WHAT TO PRODUCE = Copy out word for word the stretch of lines from the one containing "y-tick-label: 1.2: [80, 294, 98, 309]" through the one containing "y-axis-title: Radiant Intensity", with both of those lines included.

#### DATASET EXTRACT

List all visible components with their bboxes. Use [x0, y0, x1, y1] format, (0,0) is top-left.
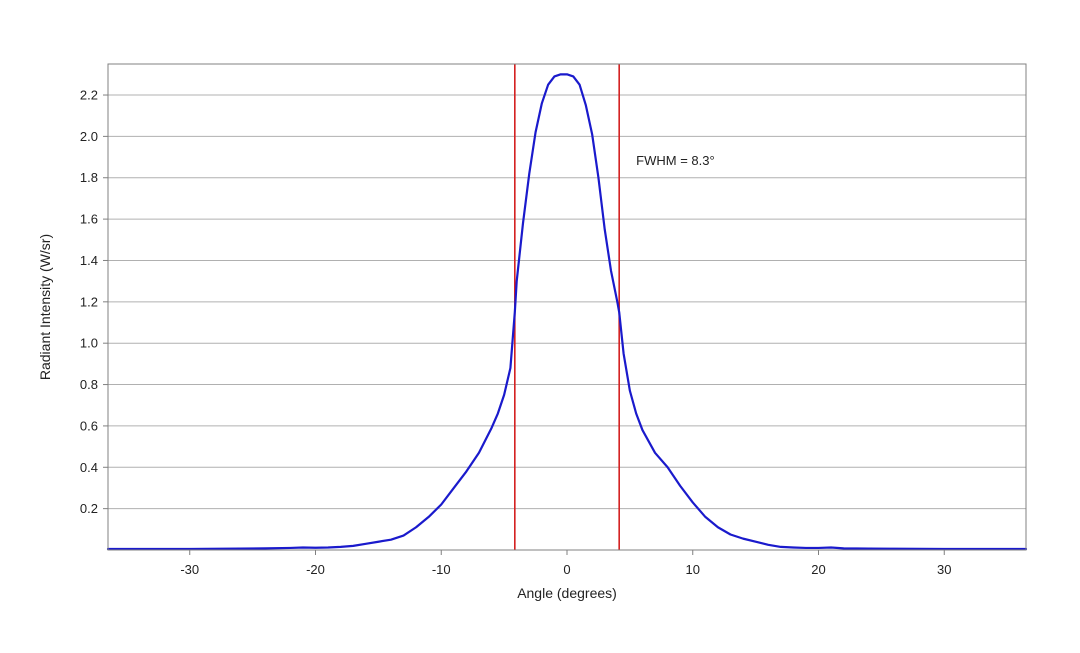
y-tick-label: 1.2: [80, 294, 98, 309]
x-axis-ticks: -30 -20 -10 0 10 20 30: [180, 550, 951, 577]
y-tick-label: 1.0: [80, 336, 98, 351]
plot-frame: [107, 63, 1027, 551]
x-tick-label: 10: [686, 562, 700, 577]
x-tick-label: 0: [563, 562, 570, 577]
y-axis-title: Radiant Intensity (W/sr): [37, 234, 53, 380]
y-tick-label: 0.6: [80, 418, 98, 433]
series-group: [106, 73, 1028, 551]
y-axis-ticks: 0.2 0.4 0.6 0.8 1.0 1.2 1.4 1.6 1.8 2.0 2.2: [80, 88, 108, 516]
fwhm-annotation: FWHM = 8.3°: [636, 153, 715, 168]
gridlines: [108, 94, 1026, 510]
y-tick-label: 2.0: [80, 129, 98, 144]
x-tick-label: -10: [432, 562, 451, 577]
x-axis-title: Angle (degrees): [517, 585, 617, 601]
y-tick-label: 1.6: [80, 212, 98, 227]
x-tick-label: -30: [180, 562, 199, 577]
y-tick-label: 0.2: [80, 501, 98, 516]
x-tick-label: -20: [306, 562, 325, 577]
x-tick-label: 30: [937, 562, 951, 577]
y-tick-label: 1.4: [80, 253, 98, 268]
fwhm-lines: [514, 64, 620, 550]
y-tick-label: 0.8: [80, 377, 98, 392]
y-tick-label: 2.2: [80, 88, 98, 103]
y-tick-label: 0.4: [80, 460, 98, 475]
y-tick-label: 1.8: [80, 170, 98, 185]
intensity-curve: [106, 73, 1028, 551]
x-tick-label: 20: [811, 562, 825, 577]
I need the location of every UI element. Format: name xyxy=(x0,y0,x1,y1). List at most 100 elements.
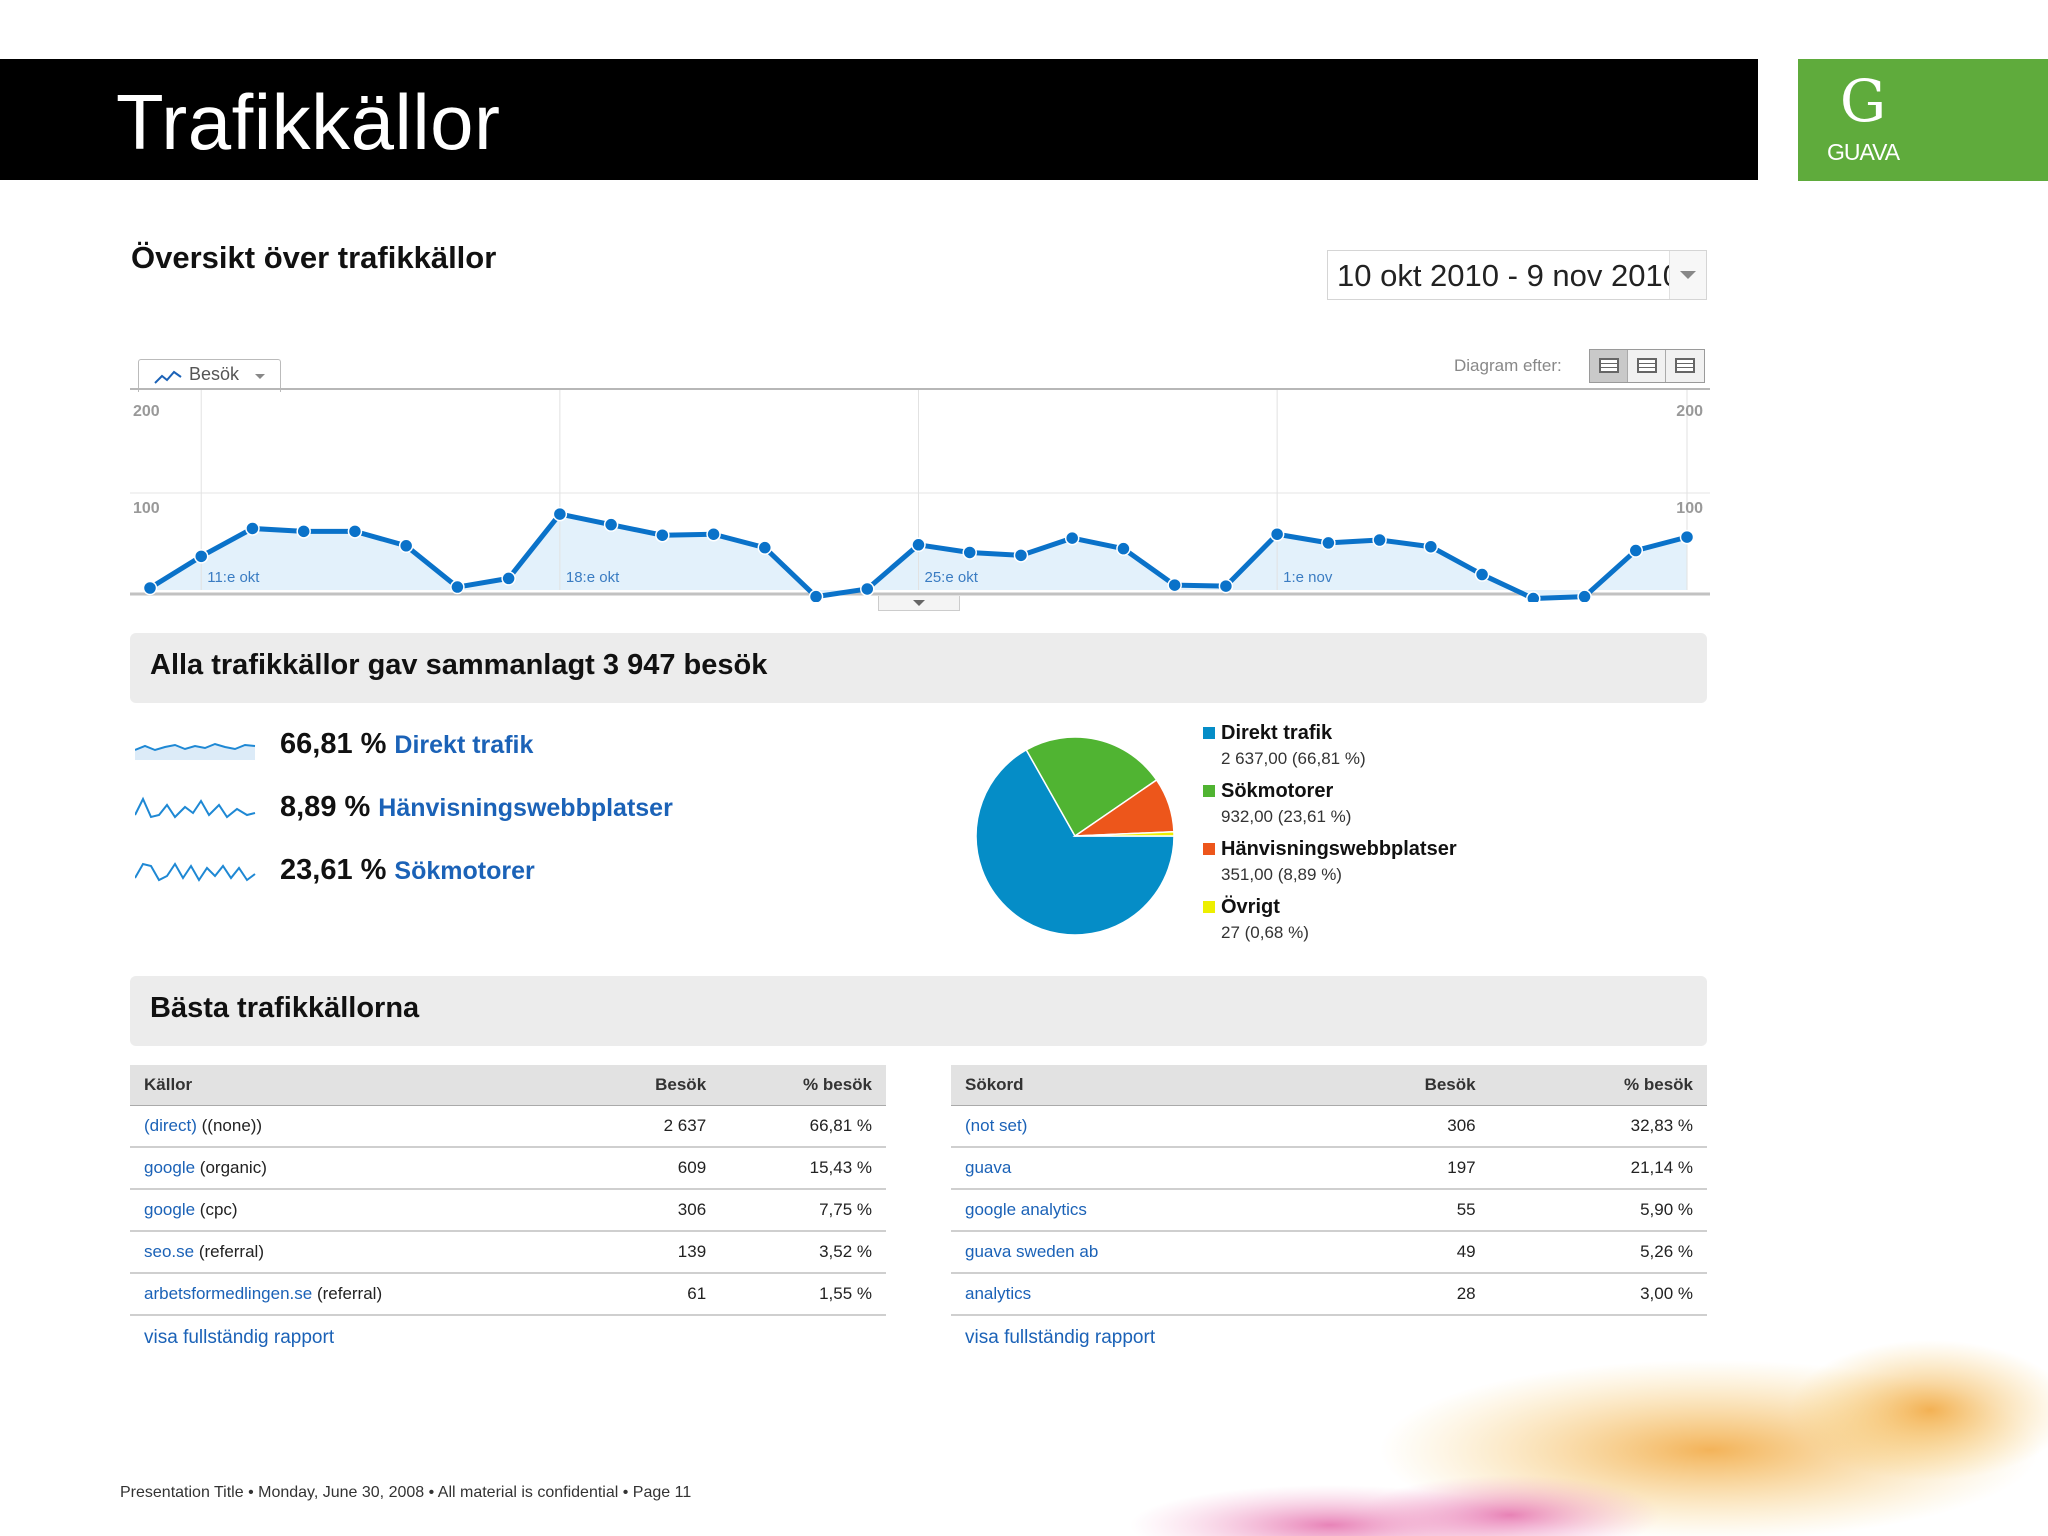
summary-header: Alla trafikkällor gav sammanlagt 3 947 b… xyxy=(130,633,1707,703)
legend-item-direct: Direkt trafik 2 637,00 (66,81 %) xyxy=(1201,722,1501,780)
list-icon xyxy=(1599,358,1619,373)
y-tick-label: 200 xyxy=(1676,403,1703,420)
sources-table: Källor Besök % besök (direct) ((none)) 2 … xyxy=(130,1065,886,1316)
visits-cell: 197 xyxy=(1312,1147,1490,1190)
keyword-link[interactable]: guava xyxy=(965,1158,1012,1177)
data-point xyxy=(1423,539,1439,554)
data-point xyxy=(603,517,619,532)
metric-selector-tab[interactable]: Besök xyxy=(138,359,281,392)
legend-item-referral: Hänvisningswebbplatser 351,00 (8,89 %) xyxy=(1201,838,1501,896)
date-range-select[interactable]: 10 okt 2010 - 9 nov 2010 xyxy=(1327,250,1707,300)
data-point xyxy=(757,540,773,555)
table-row: google analytics 55 5,90 % xyxy=(951,1189,1707,1232)
pct-cell: 32,83 % xyxy=(1489,1105,1707,1148)
guava-logo-mark: G xyxy=(1839,67,1887,135)
data-point xyxy=(1679,529,1695,545)
summary-pct-direct: 66,81 % Direkt trafik xyxy=(280,728,534,760)
pie-slice xyxy=(1074,830,1175,837)
data-point xyxy=(962,545,977,560)
source-medium: ((none)) xyxy=(196,1116,263,1135)
chart-expand-toggle[interactable] xyxy=(878,596,960,611)
table-row: seo.se (referral) 139 3,52 % xyxy=(130,1231,886,1274)
best-sources-title: Bästa trafikkällorna xyxy=(150,992,420,1024)
legend-item-other: Övrigt 27 (0,68 %) xyxy=(1201,896,1501,954)
table-row: guava sweden ab 49 5,26 % xyxy=(951,1231,1707,1274)
source-link[interactable]: seo.se xyxy=(144,1242,195,1261)
table-row: (direct) ((none)) 2 637 66,81 % xyxy=(130,1105,886,1148)
col-header-pct[interactable]: % besök xyxy=(720,1065,886,1106)
visits-cell: 139 xyxy=(585,1231,721,1274)
data-point xyxy=(1013,548,1029,563)
metric-selector-label: Besök xyxy=(189,364,240,384)
pie-slice xyxy=(1025,736,1158,838)
source-medium: (organic) xyxy=(195,1158,267,1177)
keyword-link[interactable]: google analytics xyxy=(965,1200,1087,1219)
summary-pct-referral: 8,89 % Hänvisningswebbplatser xyxy=(280,791,673,823)
guava-logo-text: GUAVA xyxy=(1826,139,1900,165)
table-header-row: Sökord Besök % besök xyxy=(951,1065,1707,1106)
source-medium: (cpc) xyxy=(195,1200,238,1219)
sources-full-report-link[interactable]: visa fullständig rapport xyxy=(144,1327,335,1348)
chevron-down-icon[interactable] xyxy=(1669,251,1706,299)
graph-by-week-button[interactable] xyxy=(1628,350,1666,382)
y-tick-label: 100 xyxy=(133,500,160,517)
data-point xyxy=(911,537,926,553)
data-point xyxy=(655,527,670,543)
data-point xyxy=(296,524,311,539)
col-header-sources[interactable]: Källor xyxy=(130,1065,586,1106)
pct-cell: 3,52 % xyxy=(720,1231,886,1274)
caret-down-icon xyxy=(255,374,265,379)
legend-value: 2 637,00 (66,81 %) xyxy=(1221,749,1366,768)
summary-pct-search: 23,61 % Sökmotorer xyxy=(280,854,535,886)
data-point xyxy=(501,571,516,586)
legend-value: 932,00 (23,61 %) xyxy=(1221,807,1352,826)
table-header-row: Källor Besök % besök xyxy=(130,1065,886,1106)
keyword-link[interactable]: analytics xyxy=(965,1284,1032,1303)
data-point xyxy=(1577,589,1592,602)
decorative-swash xyxy=(1130,1340,2048,1536)
legend-item-search: Sökmotorer 932,00 (23,61 %) xyxy=(1201,780,1501,838)
sparkline-search xyxy=(135,862,256,882)
keywords-full-report-link[interactable]: visa fullständig rapport xyxy=(965,1327,1156,1348)
source-link[interactable]: (direct) xyxy=(144,1116,197,1135)
col-header-keyword[interactable]: Sökord xyxy=(951,1065,1313,1106)
slide-footer: Presentation Title • Monday, June 30, 20… xyxy=(120,1484,692,1501)
data-point xyxy=(552,506,568,522)
list-icon xyxy=(1675,358,1695,373)
summary-link-direct[interactable]: Direkt trafik xyxy=(394,731,534,759)
keywords-table: Sökord Besök % besök (not set) 306 32,83 %… xyxy=(951,1065,1707,1316)
graph-by-day-button[interactable] xyxy=(1590,350,1628,382)
slide-title: Trafikkällor xyxy=(116,78,501,166)
sparkline-direct xyxy=(135,742,256,760)
guava-logo: G GUAVA xyxy=(1798,59,2048,181)
visits-cell: 609 xyxy=(585,1147,721,1190)
y-tick-label: 200 xyxy=(133,403,160,420)
visits-area-chart: 200 100 200 100 11:e okt 18:e okt 25:e okt 1:e … xyxy=(130,388,1710,602)
pie-legend: Direkt trafik 2 637,00 (66,81 %) Sökmoto… xyxy=(1201,722,1501,954)
graph-by-month-button[interactable] xyxy=(1666,350,1704,382)
list-icon xyxy=(1637,358,1657,373)
pct-cell: 7,75 % xyxy=(720,1189,886,1232)
pie-slice xyxy=(975,748,1175,936)
source-link[interactable]: arbetsformedlingen.se xyxy=(144,1284,313,1303)
best-sources-header: Bästa trafikkällorna xyxy=(130,976,1707,1046)
summary-link-referral[interactable]: Hänvisningswebbplatser xyxy=(378,794,673,822)
col-header-visits[interactable]: Besök xyxy=(1312,1065,1490,1106)
legend-swatch xyxy=(1203,901,1215,913)
pct-cell: 1,55 % xyxy=(720,1273,886,1316)
legend-name: Övrigt xyxy=(1221,896,1280,918)
col-header-visits[interactable]: Besök xyxy=(585,1065,721,1106)
keyword-link[interactable]: guava sweden ab xyxy=(965,1242,1099,1261)
data-point xyxy=(1321,535,1336,551)
legend-swatch xyxy=(1203,785,1215,797)
source-link[interactable]: google xyxy=(144,1200,196,1219)
pct-cell: 5,90 % xyxy=(1489,1189,1707,1232)
x-tick-label: 25:e okt xyxy=(925,569,979,586)
col-header-pct[interactable]: % besök xyxy=(1489,1065,1707,1106)
visits-cell: 2 637 xyxy=(585,1105,721,1148)
keyword-link[interactable]: (not set) xyxy=(965,1116,1028,1135)
legend-value: 351,00 (8,89 %) xyxy=(1221,865,1342,884)
summary-link-search[interactable]: Sökmotorer xyxy=(394,857,535,885)
visits-cell: 306 xyxy=(585,1189,721,1232)
source-link[interactable]: google xyxy=(144,1158,196,1177)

########

FULL OUTPUT =
y-tick-label: 1.2: [80, 294, 98, 309]
x-axis-ticks: -30 -20 -10 0 10 20 30: [180, 550, 951, 577]
y-tick-label: 1.0: [80, 336, 98, 351]
plot-frame: [107, 63, 1027, 551]
x-tick-label: 10: [686, 562, 700, 577]
x-tick-label: 0: [563, 562, 570, 577]
y-axis-title: Radiant Intensity (W/sr): [37, 234, 53, 380]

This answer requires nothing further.